=== Data records ===
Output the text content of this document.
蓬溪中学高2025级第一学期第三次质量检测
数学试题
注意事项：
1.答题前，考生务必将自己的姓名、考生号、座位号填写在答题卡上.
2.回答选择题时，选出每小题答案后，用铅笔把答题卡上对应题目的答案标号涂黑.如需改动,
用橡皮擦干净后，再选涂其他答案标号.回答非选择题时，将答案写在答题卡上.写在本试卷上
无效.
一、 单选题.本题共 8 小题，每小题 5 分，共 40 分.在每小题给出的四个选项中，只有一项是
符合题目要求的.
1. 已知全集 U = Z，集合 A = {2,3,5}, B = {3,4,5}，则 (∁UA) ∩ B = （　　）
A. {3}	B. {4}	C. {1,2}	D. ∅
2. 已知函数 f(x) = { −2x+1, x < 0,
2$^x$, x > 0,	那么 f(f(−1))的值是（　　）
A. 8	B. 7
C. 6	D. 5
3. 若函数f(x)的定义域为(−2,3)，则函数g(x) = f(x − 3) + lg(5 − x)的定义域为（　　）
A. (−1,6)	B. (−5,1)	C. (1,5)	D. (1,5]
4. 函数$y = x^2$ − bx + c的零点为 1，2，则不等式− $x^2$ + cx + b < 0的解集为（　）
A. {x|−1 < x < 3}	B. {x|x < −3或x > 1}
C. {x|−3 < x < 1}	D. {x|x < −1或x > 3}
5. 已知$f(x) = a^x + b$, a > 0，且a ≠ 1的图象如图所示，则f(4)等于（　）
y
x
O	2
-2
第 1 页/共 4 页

=== Aim ===
Quote the whole listing above, leaving nothing out.

=== The response ===
Output the text content of this document.
蓬溪中学高2025级第一学期第三次质量检测
数学试题
注意事项：
1.答题前，考生务必将自己的姓名、考生号、座位号填写在答题卡上.
2.回答选择题时，选出每小题答案后，用铅笔把答题卡上对应题目的答案标号涂黑.如需改动,
用橡皮擦干净后，再选涂其他答案标号.回答非选择题时，将答案写在答题卡上.写在本试卷上
无效.
一、 单选题.本题共 8 小题，每小题 5 分，共 40 分.在每小题给出的四个选项中，只有一项是
符合题目要求的.
1. 已知全集 U = Z，集合 A = {2,3,5}, B = {3,4,5}，则 (∁UA) ∩ B = （　　）
A. {3}	B. {4}	C. {1,2}	D. ∅
2. 已知函数 f(x) = { −2x+1, x < 0,
2$^x$, x > 0,	那么 f(f(−1))的值是（　　）
A. 8	B. 7
C. 6	D. 5
3. 若函数f(x)的定义域为(−2,3)，则函数g(x) = f(x − 3) + lg(5 − x)的定义域为（　　）
A. (−1,6)	B. (−5,1)	C. (1,5)	D. (1,5]
4. 函数$y = x^2$ − bx + c的零点为 1，2，则不等式− $x^2$ + cx + b < 0的解集为（　）
A. {x|−1 < x < 3}	B. {x|x < −3或x > 1}
C. {x|−3 < x < 1}	D. {x|x < −1或x > 3}
5. 已知$f(x) = a^x + b$, a > 0，且a ≠ 1的图象如图所示，则f(4)等于（　）
y
x
O	2
-2
第 1 页/共 4 页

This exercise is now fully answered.